[Entries from a visual dataset]

· · · · · · ·

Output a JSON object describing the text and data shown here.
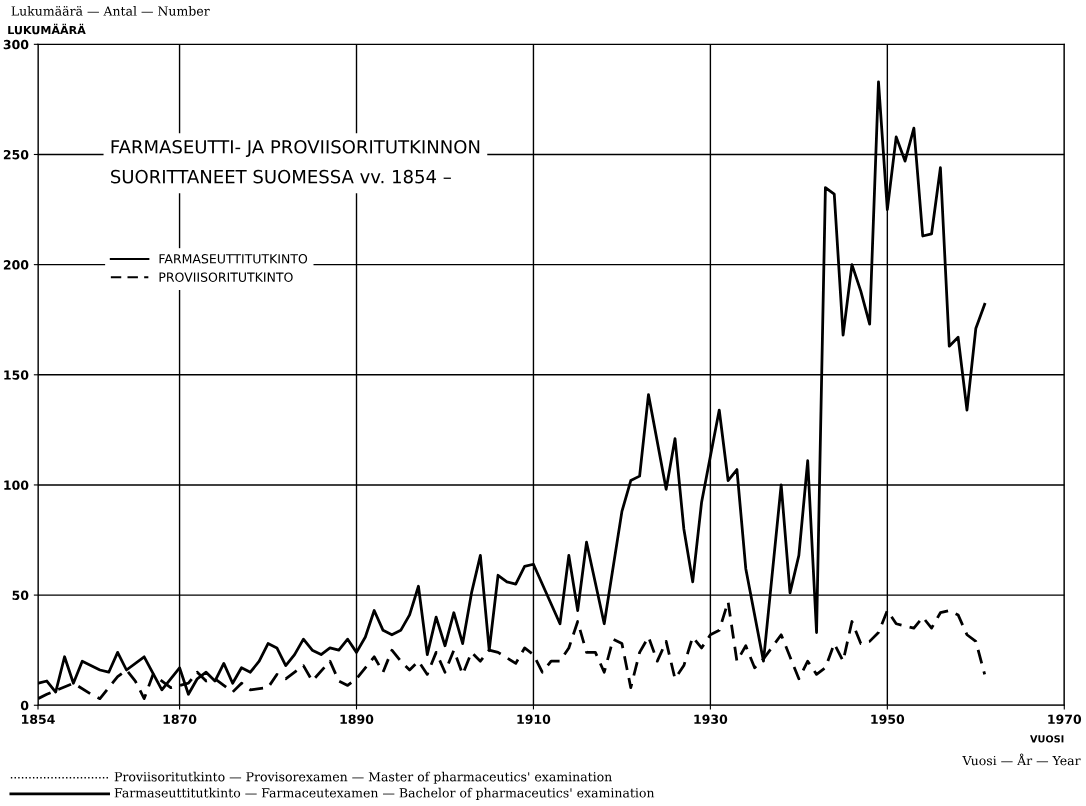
{
  "chart_data": {
    "type": "line",
    "title": "FARMASEUTTI- JA PROVIISORITUTKINNON\nSUORITTANEET SUOMESSA vv. 1854 –",
    "ylabel": "LUKUMÄÄRÄ",
    "xlabel": "VUOSI",
    "annotations": [
      "Lukumäärä — Antal — Number",
      "Vuosi — År — Year",
      "Proviisoritutkinto — Provisorexamen — Master of pharmaceutics' examination",
      "Farmaseuttitutkinto — Farmaceutexamen — Bachelor of pharmaceutics' examination"
    ],
    "xlim": [
      1854,
      1970
    ],
    "xticks": [
      1854,
      1870,
      1890,
      1910,
      1930,
      1950,
      1970
    ],
    "ylim": [
      0,
      300
    ],
    "yticks": [
      0,
      50,
      100,
      150,
      200,
      250,
      300
    ],
    "grid": true,
    "legend": "top left",
    "series": [
      {
        "name": "FARMASEUTTITUTKINTO",
        "color": "#000000",
        "line_style": "solid",
        "x": [
          1854,
          1855,
          1856,
          1857,
          1858,
          1859,
          1861,
          1862,
          1863,
          1864,
          1866,
          1868,
          1870,
          1871,
          1872,
          1873,
          1874,
          1875,
          1876,
          1877,
          1878,
          1879,
          1880,
          1881,
          1882,
          1883,
          1884,
          1885,
          1886,
          1887,
          1888,
          1889,
          1890,
          1891,
          1892,
          1893,
          1894,
          1895,
          1896,
          1897,
          1898,
          1899,
          1900,
          1901,
          1902,
          1903,
          1904,
          1905,
          1906,
          1907,
          1908,
          1909,
          1910,
          1913,
          1914,
          1915,
          1916,
          1918,
          1920,
          1921,
          1922,
          1923,
          1925,
          1926,
          1927,
          1928,
          1929,
          1931,
          1932,
          1933,
          1934,
          1936,
          1938,
          1939,
          1940,
          1941,
          1942,
          1943,
          1944,
          1945,
          1946,
          1947,
          1948,
          1949,
          1950,
          1951,
          1952,
          1953,
          1954,
          1955,
          1956,
          1957,
          1958,
          1959,
          1960,
          1961
        ],
        "values": [
          10,
          11,
          6,
          22,
          10,
          20,
          16,
          15,
          24,
          16,
          22,
          7,
          17,
          5,
          12,
          15,
          11,
          19,
          10,
          17,
          15,
          20,
          28,
          26,
          18,
          23,
          30,
          25,
          23,
          26,
          25,
          30,
          24,
          31,
          43,
          34,
          32,
          34,
          41,
          54,
          23,
          40,
          27,
          42,
          28,
          51,
          68,
          25,
          59,
          56,
          55,
          63,
          64,
          37,
          68,
          43,
          74,
          37,
          88,
          102,
          104,
          141,
          98,
          121,
          80,
          56,
          92,
          134,
          102,
          107,
          62,
          20,
          100,
          51,
          68,
          111,
          33,
          235,
          232,
          168,
          200,
          188,
          173,
          283,
          225,
          258,
          247,
          262,
          213,
          214,
          244,
          163,
          167,
          134,
          171,
          182
        ]
      },
      {
        "name": "PROVIISORITUTKINTO",
        "color": "#000000",
        "line_style": "dashed",
        "x": [
          1854,
          1855,
          1858,
          1860,
          1861,
          1863,
          1864,
          1865,
          1866,
          1867,
          1869,
          1870,
          1871,
          1872,
          1873,
          1874,
          1876,
          1877,
          1878,
          1880,
          1881,
          1882,
          1884,
          1885,
          1887,
          1888,
          1889,
          1890,
          1892,
          1893,
          1894,
          1895,
          1896,
          1897,
          1898,
          1899,
          1900,
          1901,
          1902,
          1903,
          1904,
          1905,
          1906,
          1908,
          1909,
          1910,
          1911,
          1912,
          1913,
          1914,
          1915,
          1916,
          1917,
          1918,
          1919,
          1920,
          1921,
          1922,
          1923,
          1924,
          1925,
          1926,
          1927,
          1928,
          1929,
          1930,
          1931,
          1932,
          1933,
          1934,
          1935,
          1936,
          1938,
          1940,
          1941,
          1942,
          1943,
          1944,
          1945,
          1946,
          1947,
          1948,
          1949,
          1950,
          1951,
          1953,
          1954,
          1955,
          1956,
          1957,
          1958,
          1959,
          1960,
          1961
        ],
        "values": [
          3,
          5,
          10,
          5,
          3,
          13,
          16,
          11,
          3,
          14,
          8,
          9,
          10,
          15,
          11,
          12,
          6,
          10,
          7,
          8,
          14,
          12,
          18,
          11,
          20,
          11,
          9,
          12,
          22,
          15,
          25,
          20,
          16,
          20,
          14,
          24,
          15,
          25,
          14,
          24,
          20,
          25,
          24,
          19,
          26,
          23,
          15,
          20,
          20,
          26,
          38,
          24,
          24,
          15,
          30,
          28,
          8,
          24,
          31,
          20,
          29,
          12,
          18,
          31,
          26,
          32,
          34,
          47,
          20,
          27,
          17,
          21,
          32,
          12,
          20,
          14,
          17,
          28,
          20,
          38,
          28,
          29,
          33,
          43,
          37,
          35,
          40,
          35,
          42,
          43,
          41,
          32,
          29,
          14
        ]
      }
    ]
  }
}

· · · · · · ·

### What to work on
Reproduce the entries above exactly. Do not include the images.

### Answer to the task
Output a JSON object describing the text and data shown here.
{
  "chart_data": {
    "type": "line",
    "title": "FARMASEUTTI- JA PROVIISORITUTKINNON\nSUORITTANEET SUOMESSA vv. 1854 –",
    "ylabel": "LUKUMÄÄRÄ",
    "xlabel": "VUOSI",
    "annotations": [
      "Lukumäärä — Antal — Number",
      "Vuosi — År — Year",
      "Proviisoritutkinto — Provisorexamen — Master of pharmaceutics' examination",
      "Farmaseuttitutkinto — Farmaceutexamen — Bachelor of pharmaceutics' examination"
    ],
    "xlim": [
      1854,
      1970
    ],
    "xticks": [
      1854,
      1870,
      1890,
      1910,
      1930,
      1950,
      1970
    ],
    "ylim": [
      0,
      300
    ],
    "yticks": [
      0,
      50,
      100,
      150,
      200,
      250,
      300
    ],
    "grid": true,
    "legend": "top left",
    "series": [
      {
        "name": "FARMASEUTTITUTKINTO",
        "color": "#000000",
        "line_style": "solid",
        "x": [
          1854,
          1855,
          1856,
          1857,
          1858,
          1859,
          1861,
          1862,
          1863,
          1864,
          1866,
          1868,
          1870,
          1871,
          1872,
          1873,
          1874,
          1875,
          1876,
          1877,
          1878,
          1879,
          1880,
          1881,
          1882,
          1883,
          1884,
          1885,
          1886,
          1887,
          1888,
          1889,
          1890,
          1891,
          1892,
          1893,
          1894,
          1895,
          1896,
          1897,
          1898,
          1899,
          1900,
          1901,
          1902,
          1903,
          1904,
          1905,
          1906,
          1907,
          1908,
          1909,
          1910,
          1913,
          1914,
          1915,
          1916,
          1918,
          1920,
          1921,
          1922,
          1923,
          1925,
          1926,
          1927,
          1928,
          1929,
          1931,
          1932,
          1933,
          1934,
          1936,
          1938,
          1939,
          1940,
          1941,
          1942,
          1943,
          1944,
          1945,
          1946,
          1947,
          1948,
          1949,
          1950,
          1951,
          1952,
          1953,
          1954,
          1955,
          1956,
          1957,
          1958,
          1959,
          1960,
          1961
        ],
        "values": [
          10,
          11,
          6,
          22,
          10,
          20,
          16,
          15,
          24,
          16,
          22,
          7,
          17,
          5,
          12,
          15,
          11,
          19,
          10,
          17,
          15,
          20,
          28,
          26,
          18,
          23,
          30,
          25,
          23,
          26,
          25,
          30,
          24,
          31,
          43,
          34,
          32,
          34,
          41,
          54,
          23,
          40,
          27,
          42,
          28,
          51,
          68,
          25,
          59,
          56,
          55,
          63,
          64,
          37,
          68,
          43,
          74,
          37,
          88,
          102,
          104,
          141,
          98,
          121,
          80,
          56,
          92,
          134,
          102,
          107,
          62,
          20,
          100,
          51,
          68,
          111,
          33,
          235,
          232,
          168,
          200,
          188,
          173,
          283,
          225,
          258,
          247,
          262,
          213,
          214,
          244,
          163,
          167,
          134,
          171,
          182
        ]
      },
      {
        "name": "PROVIISORITUTKINTO",
        "color": "#000000",
        "line_style": "dashed",
        "x": [
          1854,
          1855,
          1858,
          1860,
          1861,
          1863,
          1864,
          1865,
          1866,
          1867,
          1869,
          1870,
          1871,
          1872,
          1873,
          1874,
          1876,
          1877,
          1878,
          1880,
          1881,
          1882,
          1884,
          1885,
          1887,
          1888,
          1889,
          1890,
          1892,
          1893,
          1894,
          1895,
          1896,
          1897,
          1898,
          1899,
          1900,
          1901,
          1902,
          1903,
          1904,
          1905,
          1906,
          1908,
          1909,
          1910,
          1911,
          1912,
          1913,
          1914,
          1915,
          1916,
          1917,
          1918,
          1919,
          1920,
          1921,
          1922,
          1923,
          1924,
          1925,
          1926,
          1927,
          1928,
          1929,
          1930,
          1931,
          1932,
          1933,
          1934,
          1935,
          1936,
          1938,
          1940,
          1941,
          1942,
          1943,
          1944,
          1945,
          1946,
          1947,
          1948,
          1949,
          1950,
          1951,
          1953,
          1954,
          1955,
          1956,
          1957,
          1958,
          1959,
          1960,
          1961
        ],
        "values": [
          3,
          5,
          10,
          5,
          3,
          13,
          16,
          11,
          3,
          14,
          8,
          9,
          10,
          15,
          11,
          12,
          6,
          10,
          7,
          8,
          14,
          12,
          18,
          11,
          20,
          11,
          9,
          12,
          22,
          15,
          25,
          20,
          16,
          20,
          14,
          24,
          15,
          25,
          14,
          24,
          20,
          25,
          24,
          19,
          26,
          23,
          15,
          20,
          20,
          26,
          38,
          24,
          24,
          15,
          30,
          28,
          8,
          24,
          31,
          20,
          29,
          12,
          18,
          31,
          26,
          32,
          34,
          47,
          20,
          27,
          17,
          21,
          32,
          12,
          20,
          14,
          17,
          28,
          20,
          38,
          28,
          29,
          33,
          43,
          37,
          35,
          40,
          35,
          42,
          43,
          41,
          32,
          29,
          14
        ]
      }
    ]
  }
}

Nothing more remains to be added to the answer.